• [Data items]:
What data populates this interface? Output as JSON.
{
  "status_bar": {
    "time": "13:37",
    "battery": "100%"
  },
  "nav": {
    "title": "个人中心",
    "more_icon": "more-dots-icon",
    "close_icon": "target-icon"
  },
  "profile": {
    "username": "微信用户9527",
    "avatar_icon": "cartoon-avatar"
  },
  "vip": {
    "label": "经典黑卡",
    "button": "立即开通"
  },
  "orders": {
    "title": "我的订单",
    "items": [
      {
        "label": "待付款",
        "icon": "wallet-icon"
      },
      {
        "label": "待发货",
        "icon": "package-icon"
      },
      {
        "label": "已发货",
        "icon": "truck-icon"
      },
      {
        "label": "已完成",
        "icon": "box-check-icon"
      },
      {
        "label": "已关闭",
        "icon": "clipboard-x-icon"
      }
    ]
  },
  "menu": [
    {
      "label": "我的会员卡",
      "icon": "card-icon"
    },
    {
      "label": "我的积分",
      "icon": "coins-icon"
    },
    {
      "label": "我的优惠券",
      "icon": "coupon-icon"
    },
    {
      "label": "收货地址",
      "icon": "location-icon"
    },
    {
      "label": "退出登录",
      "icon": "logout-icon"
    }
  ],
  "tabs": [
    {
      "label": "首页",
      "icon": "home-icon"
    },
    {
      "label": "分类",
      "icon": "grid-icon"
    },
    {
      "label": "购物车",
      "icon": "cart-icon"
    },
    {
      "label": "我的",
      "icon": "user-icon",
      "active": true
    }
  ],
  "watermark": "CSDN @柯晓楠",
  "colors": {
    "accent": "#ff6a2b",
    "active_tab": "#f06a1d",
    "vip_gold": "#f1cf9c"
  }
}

• [Stated exercise]:
Send back all of the entries exactly, with nothing missing.

• [Worked solution]:
What data populates this interface? Output as JSON.
{
  "status_bar": {
    "time": "13:37",
    "battery": "100%"
  },
  "nav": {
    "title": "个人中心",
    "more_icon": "more-dots-icon",
    "close_icon": "target-icon"
  },
  "profile": {
    "username": "微信用户9527",
    "avatar_icon": "cartoon-avatar"
  },
  "vip": {
    "label": "经典黑卡",
    "button": "立即开通"
  },
  "orders": {
    "title": "我的订单",
    "items": [
      {
        "label": "待付款",
        "icon": "wallet-icon"
      },
      {
        "label": "待发货",
        "icon": "package-icon"
      },
      {
        "label": "已发货",
        "icon": "truck-icon"
      },
      {
        "label": "已完成",
        "icon": "box-check-icon"
      },
      {
        "label": "已关闭",
        "icon": "clipboard-x-icon"
      }
    ]
  },
  "menu": [
    {
      "label": "我的会员卡",
      "icon": "card-icon"
    },
    {
      "label": "我的积分",
      "icon": "coins-icon"
    },
    {
      "label": "我的优惠券",
      "icon": "coupon-icon"
    },
    {
      "label": "收货地址",
      "icon": "location-icon"
    },
    {
      "label": "退出登录",
      "icon": "logout-icon"
    }
  ],
  "tabs": [
    {
      "label": "首页",
      "icon": "home-icon"
    },
    {
      "label": "分类",
      "icon": "grid-icon"
    },
    {
      "label": "购物车",
      "icon": "cart-icon"
    },
    {
      "label": "我的",
      "icon": "user-icon",
      "active": true
    }
  ],
  "watermark": "CSDN @柯晓楠",
  "colors": {
    "accent": "#ff6a2b",
    "active_tab": "#f06a1d",
    "vip_gold": "#f1cf9c"
  }
}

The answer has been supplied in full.